- _TASK REQUIREMENTS_
[a] According to the article on China's energy storage push, what pumped hydro storage capacity does the 13th Five-Year Hydropower Plan target by 2020?
[b] In the article on China's energy storage push, retype the stretch from "The government is" through "and electric vehicles.".

Despite another banner year for renewables growth in China, the country’s grid is still struggling to bring clean electricity to consumers. The problem is so serious in China’s north and west that turbines were forced to sit idle for much of 2016.

In response, China’s policymakers are now turning to energy storage to boost the grid’s ability to accommodate wind and solar power.

But significantly increasing the share of renewables will require big changes in how China operates the grid, raising questions about how much of a role energy storage will play in ensuring that renewable energy is not wasted through curtailment.

China’s energy storage push

Energy storage technologies – which include batteries, thermal storage, pumped hydro, and more – can help integrate wind and solar on to the grid by storing energy when power demand is low, and discharging power when demand is high. Energy storage adds flexibility to the grid, allowing renewables to generate power when they would otherwise be curtailed.

Recognising this value, China’s policymakers are planning a rapid expansion of the country’s energy storage capacity. To start, policymakers are calling for new construction of pumped hydro storage facilities, which store energy by pumping water uphill into reservoirs where it can later flow down again through turbines to generate electricity. The
13th Five-Year Hydropower Plan calls for an increase in pumped hydro storage from 23 gigawatts to 40 gigawatts by 2020 – about double the existing pumped hydro capacity of the United States.

The government is also promoting emerging energy storage technologies. In March 2016, the central government released a fifteen-year Energy Technology Innovation Action Plan calling for further research into advanced energy storage to support renewables integration, microgrid development, and electric vehicles.

One such demonstration project is already underway. In April 2016, the National Energy Administration approved the construction of a giant energy storage project in the northeast city of Dalian, where Chinese battery manufacturer Dalian Rongke is now building a 200-megawatt vanadium redox flow battery facility – a system so large that it will nearly triple China’s present grid-connected battery capacity when it is completed in 2018. Government planners hope that the system will help address renewable energy curtailment in the region, in addition to providing back-up power and other services.

Private investment

The country is also piloting new mechanisms to encourage private investment in energy storage. Until recently, battery storage companies have had few avenues for commercial success. Nearly all deployments have been small-scale demonstration projects or installations in places where electricity is particularly expensive, such as remote areas and island grids.

But in June 2016, the National Energy Administration (NEA)
unveiled an energy storage compensation scheme in northern China, where wind and solar curtailment is most severe. The programme pays energy storage providers for storing energy at night for use during the day.

The mechanism works by taking advantage of an existing paid service normally provided by coal plants, called peak regulation. In northern China, coal generation is used to provide electricity during the day and to provide essential heating through district heating networks. Unfortunately, coal plants cannot be turned on or off easily and so must remain operating at night even when they’re unneeded. Although it’s less efficient, wind generators are asked to curtail power instead.

Currently, coal plants are compensated for having to ramp down power beyond a certain level. But instead of paying coal plants to not produce electricity, the new compensation mechanism pays energy storage to absorb excess power. This means fewer coal plants in operation, more efficient coal-burning in those coal plants that remain operational, less wind curtailment, and a financial saving for the grid.

(Layout element annotations)
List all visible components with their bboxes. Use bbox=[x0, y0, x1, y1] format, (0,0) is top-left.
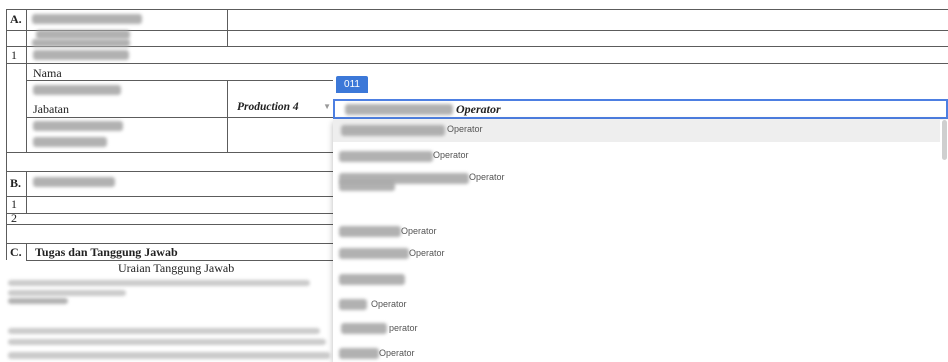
dropdown-option[interactable]: Operator bbox=[333, 146, 940, 168]
dropdown-option-label: Operator bbox=[371, 299, 407, 309]
redacted-text bbox=[339, 151, 433, 162]
redacted-text bbox=[8, 339, 326, 345]
redacted-text bbox=[8, 280, 310, 286]
dropdown-option-label: Operator bbox=[447, 124, 483, 134]
dropdown-option[interactable]: perator bbox=[333, 319, 940, 341]
redacted-text bbox=[33, 177, 115, 187]
dropdown-option-label: Operator bbox=[433, 150, 469, 160]
redacted-text bbox=[339, 299, 367, 310]
redacted-text bbox=[339, 348, 379, 359]
dropdown-scrollbar[interactable] bbox=[942, 120, 947, 160]
jabatan-dropdown-value: Production 4 bbox=[237, 101, 299, 113]
jabatan-dropdown-cell[interactable]: Production 4 ▼ bbox=[229, 100, 333, 117]
redacted-text bbox=[36, 30, 130, 39]
dropdown-option[interactable]: Operator bbox=[333, 244, 940, 266]
row-number: 1 bbox=[11, 48, 17, 62]
redacted-text bbox=[8, 298, 68, 304]
section-c-title: Tugas dan Tanggung Jawab bbox=[35, 245, 178, 259]
dropdown-option-label: perator bbox=[389, 323, 418, 333]
section-c-marker: C. bbox=[10, 245, 22, 259]
dropdown-option-label: Operator bbox=[401, 226, 437, 236]
dropdown-option-label: Operator bbox=[379, 348, 415, 358]
dropdown-option-label: Operator bbox=[409, 248, 445, 258]
redacted-text bbox=[339, 173, 469, 184]
dropdown-option[interactable]: Operator bbox=[333, 168, 940, 190]
cell-reference-tag: 011 bbox=[336, 76, 368, 93]
dropdown-option[interactable] bbox=[333, 270, 940, 292]
dropdown-option-label: Operator bbox=[469, 172, 505, 182]
cell-editor-input[interactable]: Operator bbox=[333, 99, 948, 119]
redacted-text bbox=[341, 323, 387, 334]
autocomplete-dropdown[interactable]: Operator Operator Operator Operator Oper… bbox=[333, 120, 948, 362]
redacted-text bbox=[8, 290, 126, 296]
redacted-text bbox=[339, 248, 409, 259]
redacted-text bbox=[339, 226, 401, 237]
section-a-marker: A. bbox=[10, 12, 22, 26]
redacted-text bbox=[345, 104, 453, 115]
cell-editor-value: Operator bbox=[456, 102, 501, 116]
dropdown-option[interactable]: Operator bbox=[333, 120, 940, 142]
dropdown-option[interactable]: Operator bbox=[333, 222, 940, 244]
row-number: 2 bbox=[11, 211, 17, 225]
redacted-text bbox=[33, 121, 123, 131]
redacted-text bbox=[33, 85, 121, 95]
redacted-text bbox=[33, 50, 129, 60]
redacted-text bbox=[32, 39, 130, 47]
nama-label: Nama bbox=[33, 66, 62, 80]
redacted-text bbox=[33, 137, 107, 147]
row-number: 1 bbox=[11, 197, 17, 211]
section-b-marker: B. bbox=[10, 176, 22, 190]
dropdown-option[interactable]: Operator bbox=[333, 295, 940, 317]
redacted-text bbox=[341, 125, 445, 136]
column-header: Uraian Tanggung Jawab bbox=[118, 261, 235, 275]
redacted-text bbox=[8, 352, 330, 359]
jabatan-label: Jabatan bbox=[33, 102, 69, 116]
redacted-text bbox=[32, 14, 142, 24]
dropdown-option[interactable]: Operator bbox=[333, 344, 940, 362]
chevron-down-icon[interactable]: ▼ bbox=[323, 102, 331, 111]
redacted-text bbox=[339, 274, 405, 285]
redacted-text bbox=[8, 328, 320, 334]
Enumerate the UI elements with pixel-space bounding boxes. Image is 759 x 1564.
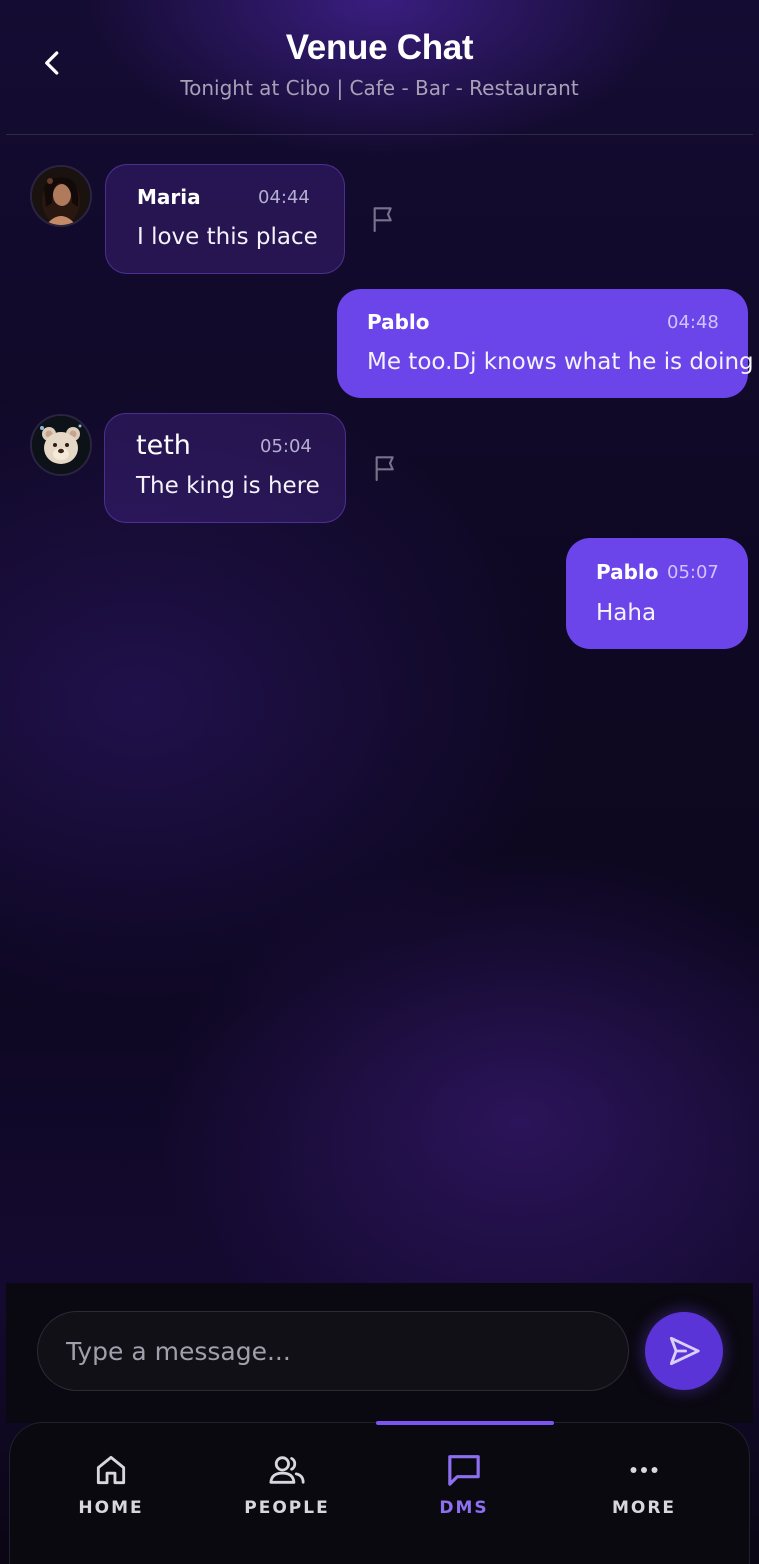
message-sender: Pablo bbox=[367, 310, 430, 334]
teddy-bear-avatar-icon bbox=[32, 416, 90, 474]
message-bubble[interactable]: Maria 04:44 I love this place bbox=[105, 164, 345, 274]
avatar-teddy-bear[interactable] bbox=[30, 414, 92, 476]
venue-chat-screen: Venue Chat Tonight at Cibo | Cafe - Bar … bbox=[0, 0, 759, 1564]
nav-label: DMS bbox=[439, 1498, 489, 1518]
message-bubble-own[interactable]: Pablo 05:07 Haha bbox=[566, 538, 748, 649]
header: Venue Chat Tonight at Cibo | Cafe - Bar … bbox=[0, 0, 759, 135]
message-sender: Pablo bbox=[596, 560, 659, 584]
message-time: 05:04 bbox=[260, 436, 312, 457]
nav-label: PEOPLE bbox=[244, 1498, 330, 1518]
flag-icon bbox=[373, 207, 392, 233]
message-text: Haha bbox=[596, 600, 657, 626]
message-input[interactable] bbox=[37, 1311, 629, 1391]
nav-home[interactable]: HOME bbox=[36, 1450, 186, 1530]
nav-more[interactable]: MORE bbox=[569, 1450, 719, 1530]
message-text: Me too.Dj knows what he is doing bbox=[367, 349, 754, 375]
message-sender: teth bbox=[136, 430, 191, 461]
page-title: Venue Chat bbox=[285, 28, 474, 67]
nav-label: HOME bbox=[78, 1498, 144, 1518]
header-divider bbox=[6, 134, 753, 135]
venue-subtitle: Tonight at Cibo | Cafe - Bar - Restauran… bbox=[180, 76, 579, 100]
more-dots-icon bbox=[630, 1467, 658, 1473]
active-tab-indicator bbox=[376, 1421, 554, 1425]
people-icon bbox=[269, 1456, 305, 1484]
message-time: 05:07 bbox=[667, 562, 719, 583]
nav-label: MORE bbox=[611, 1498, 677, 1518]
chat-bubble-icon bbox=[448, 1455, 480, 1486]
flag-icon bbox=[375, 456, 394, 482]
message-bubble[interactable]: teth 05:04 The king is here bbox=[104, 413, 346, 523]
message-text: The king is here bbox=[136, 473, 320, 499]
message-sender: Maria bbox=[137, 185, 201, 209]
avatar-photo-icon bbox=[32, 167, 90, 225]
message-time: 04:48 bbox=[667, 312, 719, 333]
message-text: I love this place bbox=[137, 224, 318, 250]
send-button[interactable] bbox=[645, 1312, 723, 1390]
nav-people[interactable]: PEOPLE bbox=[212, 1450, 362, 1530]
nav-dms[interactable]: DMS bbox=[389, 1450, 539, 1530]
report-button[interactable] bbox=[368, 203, 400, 235]
home-icon bbox=[96, 1455, 126, 1485]
message-time: 04:44 bbox=[258, 187, 310, 208]
avatar-maria[interactable] bbox=[30, 165, 92, 227]
message-bubble-own[interactable]: Pablo 04:48 Me too.Dj knows what he is d… bbox=[337, 289, 754, 398]
report-button[interactable] bbox=[370, 452, 402, 484]
send-icon bbox=[669, 1336, 700, 1366]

- _SOLVED TASKS_
[a] 40 gigawatts, up from 23 gigawatts.

[b]
The government is also promoting emerging energy storage technologies. In March 2016, the central government released a fifteen-year Energy Technology Innovation Action Plan calling for further research into advanced energy storage to support renewables integration, microgrid development, and electric vehicles.